§ Extract

Start of Block

Who stormed the reality studio? What did Burroughs have in mind when he wrote that? How and why would one want to “retake the universe,” and from whom? The phrases appear in Burroughs’s 1964 novel Nova Express, a book stored in a box. We could go chasing / for this Thing, / or we can take note of our surroundings. Listen. Receive. Toyscapes, object-scapes, portals, desire-machines, time-machines. Witness them in the space of the now. To be a Marxist in late capitalism is to be a detective. And detective work’s a drag — unless you’re a beat detective: gonzo, amateur, freelance, “for the People.” The Academy needn’t be that Academy — the one starring Steve Guttenberg. In Burroughs, it’s a battle between Mob and Police for control of the Unconscious. Hassan i Sabbah’s in there, too.

End of Block

§ What to do
**A)** According to the passage on Burroughs, in which novel do the phrases about storming the reality studio appear?
**B)** Continue the passage on Burroughs and the reality studio after its last sentence.

(Document layout analysis data)
Start of Block

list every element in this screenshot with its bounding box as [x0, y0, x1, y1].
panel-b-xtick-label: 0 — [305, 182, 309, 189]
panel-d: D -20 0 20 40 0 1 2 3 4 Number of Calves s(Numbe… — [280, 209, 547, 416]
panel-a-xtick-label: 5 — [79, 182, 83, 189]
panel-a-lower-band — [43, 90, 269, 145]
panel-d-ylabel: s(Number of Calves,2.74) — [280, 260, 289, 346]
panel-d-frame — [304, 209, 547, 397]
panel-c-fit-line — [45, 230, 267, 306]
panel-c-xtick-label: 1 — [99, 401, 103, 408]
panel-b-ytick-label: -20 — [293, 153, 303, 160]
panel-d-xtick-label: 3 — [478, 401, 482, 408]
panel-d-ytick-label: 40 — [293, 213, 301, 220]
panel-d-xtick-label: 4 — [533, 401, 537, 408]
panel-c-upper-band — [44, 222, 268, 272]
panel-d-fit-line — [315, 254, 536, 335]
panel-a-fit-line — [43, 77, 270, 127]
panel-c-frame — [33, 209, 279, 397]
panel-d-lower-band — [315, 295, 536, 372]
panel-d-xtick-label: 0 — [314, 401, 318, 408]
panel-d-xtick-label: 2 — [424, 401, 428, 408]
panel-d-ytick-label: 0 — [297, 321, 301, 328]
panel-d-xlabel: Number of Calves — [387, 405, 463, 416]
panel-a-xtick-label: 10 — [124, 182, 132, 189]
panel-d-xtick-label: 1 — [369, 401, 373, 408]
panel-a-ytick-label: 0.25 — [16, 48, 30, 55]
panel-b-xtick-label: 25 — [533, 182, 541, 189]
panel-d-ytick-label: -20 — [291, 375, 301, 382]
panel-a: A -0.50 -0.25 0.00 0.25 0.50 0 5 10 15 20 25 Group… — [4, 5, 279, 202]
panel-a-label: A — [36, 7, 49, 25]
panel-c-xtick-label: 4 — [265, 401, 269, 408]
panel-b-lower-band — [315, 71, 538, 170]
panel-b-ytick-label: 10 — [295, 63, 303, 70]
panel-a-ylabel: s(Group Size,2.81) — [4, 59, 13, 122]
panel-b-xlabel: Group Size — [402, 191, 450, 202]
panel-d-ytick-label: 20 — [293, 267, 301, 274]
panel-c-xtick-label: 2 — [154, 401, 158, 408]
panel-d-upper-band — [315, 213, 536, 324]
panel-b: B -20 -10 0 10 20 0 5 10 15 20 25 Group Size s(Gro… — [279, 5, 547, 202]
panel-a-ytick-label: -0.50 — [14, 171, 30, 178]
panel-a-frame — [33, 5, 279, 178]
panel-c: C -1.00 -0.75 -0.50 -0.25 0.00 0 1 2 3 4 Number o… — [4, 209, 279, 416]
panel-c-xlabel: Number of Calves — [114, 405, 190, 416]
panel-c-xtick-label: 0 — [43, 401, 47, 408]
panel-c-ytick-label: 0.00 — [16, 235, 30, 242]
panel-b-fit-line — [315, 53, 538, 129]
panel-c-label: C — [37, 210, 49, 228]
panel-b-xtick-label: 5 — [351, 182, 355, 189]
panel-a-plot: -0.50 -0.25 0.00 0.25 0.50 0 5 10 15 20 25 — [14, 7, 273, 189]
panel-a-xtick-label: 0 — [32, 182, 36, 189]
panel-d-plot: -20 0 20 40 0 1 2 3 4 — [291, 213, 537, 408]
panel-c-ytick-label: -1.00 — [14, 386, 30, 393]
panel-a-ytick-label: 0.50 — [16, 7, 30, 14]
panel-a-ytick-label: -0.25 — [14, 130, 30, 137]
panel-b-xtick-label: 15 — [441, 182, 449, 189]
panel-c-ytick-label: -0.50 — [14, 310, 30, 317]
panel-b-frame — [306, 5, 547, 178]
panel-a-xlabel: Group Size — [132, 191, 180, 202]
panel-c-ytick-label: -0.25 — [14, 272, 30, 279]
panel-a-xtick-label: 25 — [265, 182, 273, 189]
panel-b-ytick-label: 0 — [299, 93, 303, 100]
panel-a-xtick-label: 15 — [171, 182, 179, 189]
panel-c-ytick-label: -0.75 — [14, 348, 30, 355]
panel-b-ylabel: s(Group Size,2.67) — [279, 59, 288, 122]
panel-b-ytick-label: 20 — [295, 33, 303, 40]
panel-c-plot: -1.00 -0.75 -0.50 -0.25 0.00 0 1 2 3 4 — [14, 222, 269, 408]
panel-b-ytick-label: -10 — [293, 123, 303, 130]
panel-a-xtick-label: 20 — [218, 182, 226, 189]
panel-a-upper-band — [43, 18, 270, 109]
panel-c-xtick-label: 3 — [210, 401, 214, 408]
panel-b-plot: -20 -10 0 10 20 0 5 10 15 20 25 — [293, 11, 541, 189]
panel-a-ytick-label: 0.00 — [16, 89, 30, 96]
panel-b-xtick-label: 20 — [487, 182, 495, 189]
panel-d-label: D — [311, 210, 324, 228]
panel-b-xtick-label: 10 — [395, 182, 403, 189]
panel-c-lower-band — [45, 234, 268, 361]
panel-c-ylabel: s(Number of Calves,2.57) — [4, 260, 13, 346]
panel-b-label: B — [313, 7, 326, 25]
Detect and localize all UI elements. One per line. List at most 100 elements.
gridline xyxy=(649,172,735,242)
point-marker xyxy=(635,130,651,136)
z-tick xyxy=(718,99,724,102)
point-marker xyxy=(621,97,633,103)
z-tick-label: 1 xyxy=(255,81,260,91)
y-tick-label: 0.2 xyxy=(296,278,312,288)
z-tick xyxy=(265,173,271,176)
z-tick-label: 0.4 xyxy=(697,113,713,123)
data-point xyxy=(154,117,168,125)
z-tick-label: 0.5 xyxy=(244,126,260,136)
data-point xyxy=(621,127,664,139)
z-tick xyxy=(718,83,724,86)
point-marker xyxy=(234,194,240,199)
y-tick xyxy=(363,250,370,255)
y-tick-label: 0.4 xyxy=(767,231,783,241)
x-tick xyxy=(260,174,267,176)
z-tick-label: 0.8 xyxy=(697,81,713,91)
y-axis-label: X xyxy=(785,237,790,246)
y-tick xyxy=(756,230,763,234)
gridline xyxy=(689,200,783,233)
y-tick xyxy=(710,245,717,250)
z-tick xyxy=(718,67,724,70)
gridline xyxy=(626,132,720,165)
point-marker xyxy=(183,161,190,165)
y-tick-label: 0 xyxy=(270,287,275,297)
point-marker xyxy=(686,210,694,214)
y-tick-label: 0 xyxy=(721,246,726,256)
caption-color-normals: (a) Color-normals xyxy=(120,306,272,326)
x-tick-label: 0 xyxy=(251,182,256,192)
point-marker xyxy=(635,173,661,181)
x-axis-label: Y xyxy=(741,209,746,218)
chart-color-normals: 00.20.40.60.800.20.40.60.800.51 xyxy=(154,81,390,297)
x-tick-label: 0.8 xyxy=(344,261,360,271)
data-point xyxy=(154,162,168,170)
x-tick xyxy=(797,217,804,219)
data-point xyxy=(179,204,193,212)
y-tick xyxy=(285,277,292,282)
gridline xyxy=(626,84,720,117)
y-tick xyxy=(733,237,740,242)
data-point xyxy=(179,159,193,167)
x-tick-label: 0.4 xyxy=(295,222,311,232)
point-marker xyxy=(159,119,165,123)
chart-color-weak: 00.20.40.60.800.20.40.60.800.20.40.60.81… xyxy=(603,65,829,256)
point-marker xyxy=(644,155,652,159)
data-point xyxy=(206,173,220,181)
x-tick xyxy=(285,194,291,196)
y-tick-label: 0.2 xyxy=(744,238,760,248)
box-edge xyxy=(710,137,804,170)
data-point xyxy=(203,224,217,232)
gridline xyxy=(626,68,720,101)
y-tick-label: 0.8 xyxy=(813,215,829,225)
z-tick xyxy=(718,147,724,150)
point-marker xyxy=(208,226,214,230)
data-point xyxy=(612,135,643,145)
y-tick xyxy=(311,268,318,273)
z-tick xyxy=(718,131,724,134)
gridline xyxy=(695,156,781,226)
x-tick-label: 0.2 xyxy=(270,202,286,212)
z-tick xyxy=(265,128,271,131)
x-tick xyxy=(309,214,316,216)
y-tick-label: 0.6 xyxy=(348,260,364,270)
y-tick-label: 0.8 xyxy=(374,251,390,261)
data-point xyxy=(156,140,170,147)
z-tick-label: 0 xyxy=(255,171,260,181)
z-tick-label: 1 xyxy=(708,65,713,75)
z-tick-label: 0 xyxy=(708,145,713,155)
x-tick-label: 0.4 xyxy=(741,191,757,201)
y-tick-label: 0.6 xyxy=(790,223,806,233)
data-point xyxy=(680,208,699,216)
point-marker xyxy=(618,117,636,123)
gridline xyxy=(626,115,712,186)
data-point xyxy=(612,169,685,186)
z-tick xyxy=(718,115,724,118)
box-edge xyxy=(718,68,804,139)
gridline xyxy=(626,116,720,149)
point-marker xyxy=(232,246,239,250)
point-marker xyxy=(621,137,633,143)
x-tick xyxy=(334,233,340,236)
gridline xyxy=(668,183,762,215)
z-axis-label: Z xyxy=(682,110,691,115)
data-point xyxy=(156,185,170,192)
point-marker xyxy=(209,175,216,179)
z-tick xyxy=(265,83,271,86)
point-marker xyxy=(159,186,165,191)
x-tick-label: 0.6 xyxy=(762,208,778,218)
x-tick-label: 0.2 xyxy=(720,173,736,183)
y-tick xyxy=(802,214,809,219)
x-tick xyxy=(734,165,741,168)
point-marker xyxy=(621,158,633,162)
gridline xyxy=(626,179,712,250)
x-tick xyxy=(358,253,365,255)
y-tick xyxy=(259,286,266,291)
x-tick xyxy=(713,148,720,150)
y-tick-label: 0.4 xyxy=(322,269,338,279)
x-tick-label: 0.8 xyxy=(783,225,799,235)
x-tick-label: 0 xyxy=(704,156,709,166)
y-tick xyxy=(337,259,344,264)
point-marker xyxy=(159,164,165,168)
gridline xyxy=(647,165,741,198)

End of Block

§ Answers by item
**A)** Burroughs's 1964 novel Nova Express.

**B)**
Foreknowledge enabled by weed weirds me out, burns me bad as I hear a metaphor I trance-scribed Sunday night, one I thought my inner voice invented, echoed the following evening in an episode of Atlanta. Perhaps the voice that speaks to me is merely a friendly neighborhood Poltergeist. The unconscious behaves uncannily. I find it helpful in such situations to think on my feet. I discover a profound moral fear stimulated by love of another. I am awestruck by its power. The belief in the concept of the “unconscious wish” is a terrible responsibility to bear, because the moment the unconscious spends time around pain, it evolves intricate panics, fearful blind alleyways of thought. But the desire to remain centered as a person also awakens in this moment — the moment one encounters paranoia. The bad trip is to be shown one’s greatest fear, and it inevitably leads toward panic. Reason takes over in this instant. One feels an intense need to search for it, to posit it. Find it in oneself: the experience of self-confidence and self-love — and through these, the capacity to love others. I need to be able to trust myself. Ride this out and we will go back to normal. Between guns and roses, I say to myself, I choose roses. Between “Welcome to the Jungle” and “Paradise City,” I choose “Paradise City.” Better yet, I choose the goddess in the garden.